— START —

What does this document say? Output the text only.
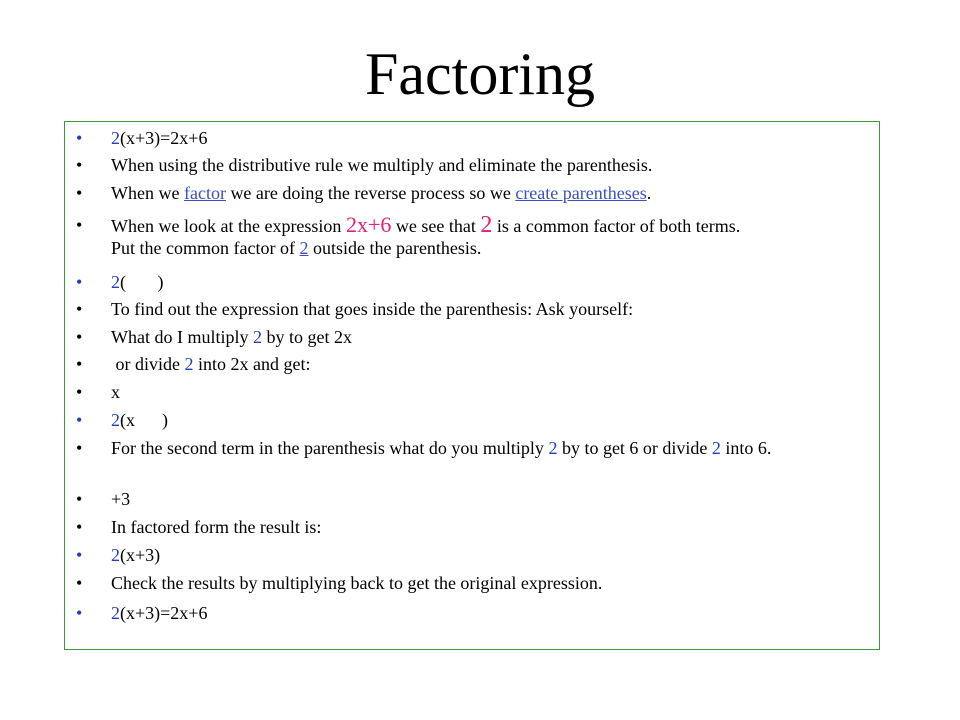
Factoring
• 2(x+3)=2x+6
• When using the distributive rule we multiply and eliminate the parenthesis.
• When we factor we are doing the reverse process so we create parentheses.
• When we look at the expression 2x+6 we see that 2 is a common factor of both terms.
Put the common factor of 2 outside the parenthesis.
• 2(       )
• To find out the expression that goes inside the parenthesis: Ask yourself:
• What do I multiply 2 by to get 2x
•  or divide 2 into 2x and get:
• x
• 2(x      )
• For the second term in the parenthesis what do you multiply 2 by to get 6 or divide 2 into 6.
• +3
• In factored form the result is:
• 2(x+3)
• Check the results by multiplying back to get the original expression.
• 2(x+3)=2x+6
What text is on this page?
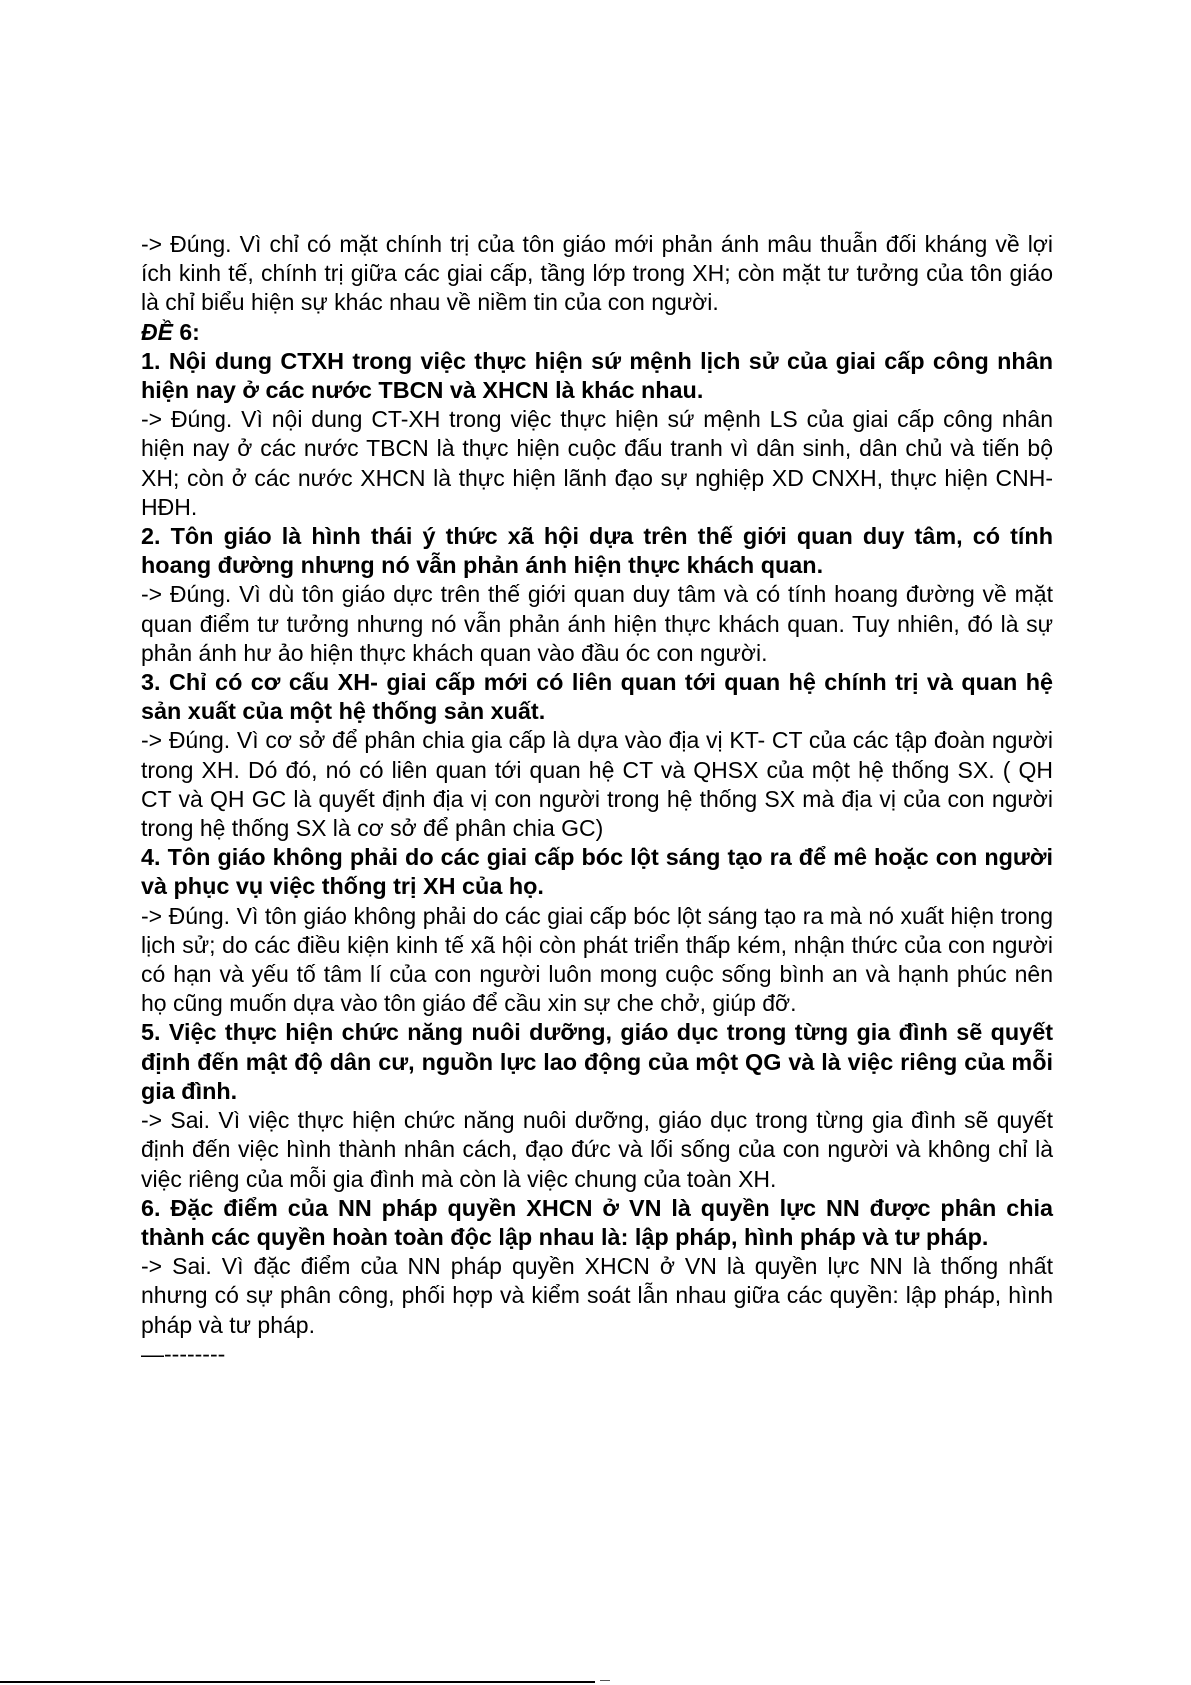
-> Đúng. Vì chỉ có mặt chính trị của tôn giáo mới phản ánh mâu thuẫn đối kháng về lợi ích kinh tế, chính trị giữa các giai cấp, tầng lớp trong XH; còn mặt tư tưởng của tôn giáo là chỉ biểu hiện sự khác nhau về niềm tin của con người.

ĐỀ 6:

1. Nội dung CTXH trong việc thực hiện sứ mệnh lịch sử của giai cấp công nhân hiện nay ở các nước TBCN và XHCN là khác nhau.

-> Đúng. Vì nội dung CT-XH trong việc thực hiện sứ mệnh LS của giai cấp công nhân hiện nay ở các nước TBCN là thực hiện cuộc đấu tranh vì dân sinh, dân chủ và tiến bộ XH; còn ở các nước XHCN là thực hiện lãnh đạo sự nghiệp XD CNXH, thực hiện CNH-HĐH.

2. Tôn giáo là hình thái ý thức xã hội dựa trên thế giới quan duy tâm, có tính hoang đường nhưng nó vẫn phản ánh hiện thực khách quan.

-> Đúng. Vì dù tôn giáo dực trên thế giới quan duy tâm và có tính hoang đường về mặt quan điểm tư tưởng nhưng nó vẫn phản ánh hiện thực khách quan. Tuy nhiên, đó là sự phản ánh hư ảo hiện thực khách quan vào đầu óc con người.

3. Chỉ có cơ cấu XH- giai cấp mới có liên quan tới quan hệ chính trị và quan hệ sản xuất của một hệ thống sản xuất.

-> Đúng. Vì cơ sở để phân chia gia cấp là dựa vào địa vị KT- CT của các tập đoàn người trong XH. Dó đó, nó có liên quan tới quan hệ CT và QHSX của một hệ thống SX. ( QH CT và QH GC là quyết định địa vị con người trong hệ thống SX mà địa vị của con người trong hệ thống SX là cơ sở để phân chia GC)

4. Tôn giáo không phải do các giai cấp bóc lột sáng tạo ra để mê hoặc con người và phục vụ việc thống trị XH của họ.

-> Đúng. Vì tôn giáo không phải do các giai cấp bóc lột sáng tạo ra mà nó xuất hiện trong lịch sử; do các điều kiện kinh tế xã hội còn phát triển thấp kém, nhận thức của con người có hạn và yếu tố tâm lí của con người luôn mong cuộc sống bình an và hạnh phúc nên họ cũng muốn dựa vào tôn giáo để cầu xin sự che chở, giúp đỡ.

5. Việc thực hiện chức năng nuôi dưỡng, giáo dục trong từng gia đình sẽ quyết định đến mật độ dân cư, nguồn lực lao động của một QG và là việc riêng của mỗi gia đình.

-> Sai. Vì việc thực hiện chức năng nuôi dưỡng, giáo dục trong từng gia đình sẽ quyết định đến việc hình thành nhân cách, đạo đức và lối sống của con người và không chỉ là việc riêng của mỗi gia đình mà còn là việc chung của toàn XH.

6. Đặc điểm của NN pháp quyền XHCN ở VN là quyền lực NN được phân chia thành các quyền hoàn toàn độc lập nhau là: lập pháp, hình pháp và tư pháp.

-> Sai. Vì đặc điểm của NN pháp quyền XHCN ở VN là quyền lực NN là thống nhất nhưng có sự phân công, phối hợp và kiểm soát lẫn nhau giữa các quyền: lập pháp, hình pháp và tư pháp.

—--------
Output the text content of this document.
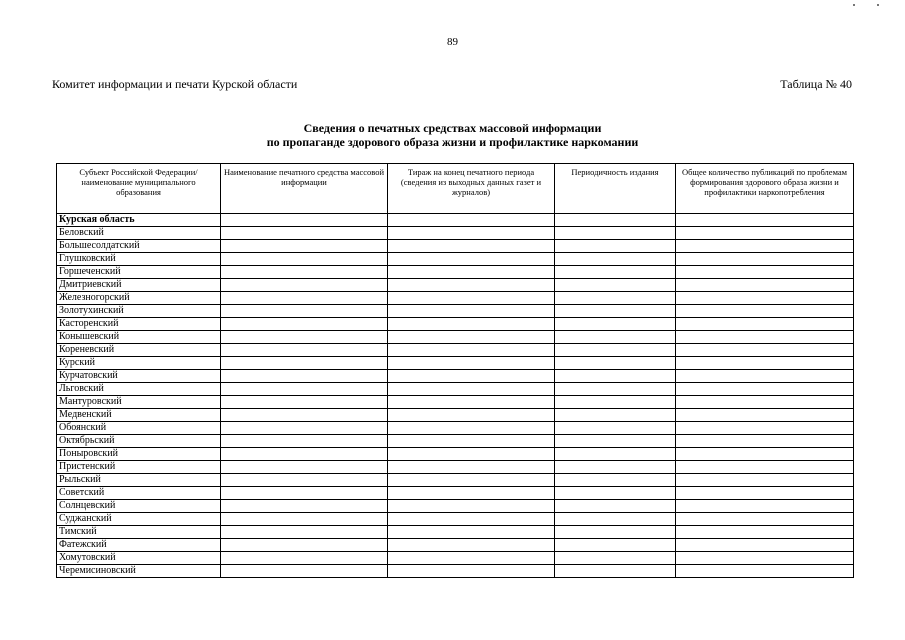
89
Комитет информации и печати Курской области	Таблица № 40
Сведения о печатных средствах массовой информации
по пропаганде здорового образа жизни и профилактике наркомании
Субъект Российской Федерации/наименование муниципального образования	Наименование печатного средства массовой информации	Тираж на конец печатного периода (сведения из выходных данных газет и журналов)	Периодичность издания	Общее количество публикаций по проблемам формирования здорового образа жизни и профилактики наркопотребления
Курская область				
Беловский				
Большесолдатский				
Глушковский				
Горшеченский				
Дмитриевский				
Железногорский				
Золотухинский				
Касторенский				
Конышевский				
Кореневский				
Курский				
Курчатовский				
Льговский				
Мантуровский				
Медвенский				
Обоянский				
Октябрьский				
Поныровский				
Пристенский				
Рыльский				
Советский				
Солнцевский				
Суджанский				
Тимский				
Фатежский				
Хомутовский				
Черемисиновский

— END —

- [Set problem]: Exact duplication of all the records is required; pictures are omitted from the copy.

- [Response to this exercise]:
What does this document say? Output the text only.
Factoring
• 2(x+3)=2x+6
• When using the distributive rule we multiply and eliminate the parenthesis.
• When we factor we are doing the reverse process so we create parentheses.
• When we look at the expression 2x+6 we see that 2 is a common factor of both terms.
Put the common factor of 2 outside the parenthesis.
• 2(       )
• To find out the expression that goes inside the parenthesis: Ask yourself:
• What do I multiply 2 by to get 2x
•  or divide 2 into 2x and get:
• x
• 2(x      )
• For the second term in the parenthesis what do you multiply 2 by to get 6 or divide 2 into 6.
• +3
• In factored form the result is:
• 2(x+3)
• Check the results by multiplying back to get the original expression.
• 2(x+3)=2x+6
What text is on this page?
-> Đúng. Vì chỉ có mặt chính trị của tôn giáo mới phản ánh mâu thuẫn đối kháng về lợi ích kinh tế, chính trị giữa các giai cấp, tầng lớp trong XH; còn mặt tư tưởng của tôn giáo là chỉ biểu hiện sự khác nhau về niềm tin của con người.

ĐỀ 6:

1. Nội dung CTXH trong việc thực hiện sứ mệnh lịch sử của giai cấp công nhân hiện nay ở các nước TBCN và XHCN là khác nhau.

-> Đúng. Vì nội dung CT-XH trong việc thực hiện sứ mệnh LS của giai cấp công nhân hiện nay ở các nước TBCN là thực hiện cuộc đấu tranh vì dân sinh, dân chủ và tiến bộ XH; còn ở các nước XHCN là thực hiện lãnh đạo sự nghiệp XD CNXH, thực hiện CNH-HĐH.

2. Tôn giáo là hình thái ý thức xã hội dựa trên thế giới quan duy tâm, có tính hoang đường nhưng nó vẫn phản ánh hiện thực khách quan.

-> Đúng. Vì dù tôn giáo dực trên thế giới quan duy tâm và có tính hoang đường về mặt quan điểm tư tưởng nhưng nó vẫn phản ánh hiện thực khách quan. Tuy nhiên, đó là sự phản ánh hư ảo hiện thực khách quan vào đầu óc con người.

3. Chỉ có cơ cấu XH- giai cấp mới có liên quan tới quan hệ chính trị và quan hệ sản xuất của một hệ thống sản xuất.

-> Đúng. Vì cơ sở để phân chia gia cấp là dựa vào địa vị KT- CT của các tập đoàn người trong XH. Dó đó, nó có liên quan tới quan hệ CT và QHSX của một hệ thống SX. ( QH CT và QH GC là quyết định địa vị con người trong hệ thống SX mà địa vị của con người trong hệ thống SX là cơ sở để phân chia GC)

4. Tôn giáo không phải do các giai cấp bóc lột sáng tạo ra để mê hoặc con người và phục vụ việc thống trị XH của họ.

-> Đúng. Vì tôn giáo không phải do các giai cấp bóc lột sáng tạo ra mà nó xuất hiện trong lịch sử; do các điều kiện kinh tế xã hội còn phát triển thấp kém, nhận thức của con người có hạn và yếu tố tâm lí của con người luôn mong cuộc sống bình an và hạnh phúc nên họ cũng muốn dựa vào tôn giáo để cầu xin sự che chở, giúp đỡ.

5. Việc thực hiện chức năng nuôi dưỡng, giáo dục trong từng gia đình sẽ quyết định đến mật độ dân cư, nguồn lực lao động của một QG và là việc riêng của mỗi gia đình.

-> Sai. Vì việc thực hiện chức năng nuôi dưỡng, giáo dục trong từng gia đình sẽ quyết định đến việc hình thành nhân cách, đạo đức và lối sống của con người và không chỉ là việc riêng của mỗi gia đình mà còn là việc chung của toàn XH.

6. Đặc điểm của NN pháp quyền XHCN ở VN là quyền lực NN được phân chia thành các quyền hoàn toàn độc lập nhau là: lập pháp, hình pháp và tư pháp.

-> Sai. Vì đặc điểm của NN pháp quyền XHCN ở VN là quyền lực NN là thống nhất nhưng có sự phân công, phối hợp và kiểm soát lẫn nhau giữa các quyền: lập pháp, hình pháp và tư pháp.

—--------
Output the text content of this document.
89
Комитет информации и печати Курской области	Таблица № 40
Сведения о печатных средствах массовой информации
по пропаганде здорового образа жизни и профилактике наркомании
Субъект Российской Федерации/наименование муниципального образования	Наименование печатного средства массовой информации	Тираж на конец печатного периода (сведения из выходных данных газет и журналов)	Периодичность издания	Общее количество публикаций по проблемам формирования здорового образа жизни и профилактики наркопотребления
Курская область				
Беловский				
Большесолдатский				
Глушковский				
Горшеченский				
Дмитриевский				
Железногорский				
Золотухинский				
Касторенский				
Конышевский				
Кореневский				
Курский				
Курчатовский				
Льговский				
Мантуровский				
Медвенский				
Обоянский				
Октябрьский				
Поныровский				
Пристенский				
Рыльский				
Советский				
Солнцевский				
Суджанский				
Тимский				
Фатежский				
Хомутовский				
Черемисиновский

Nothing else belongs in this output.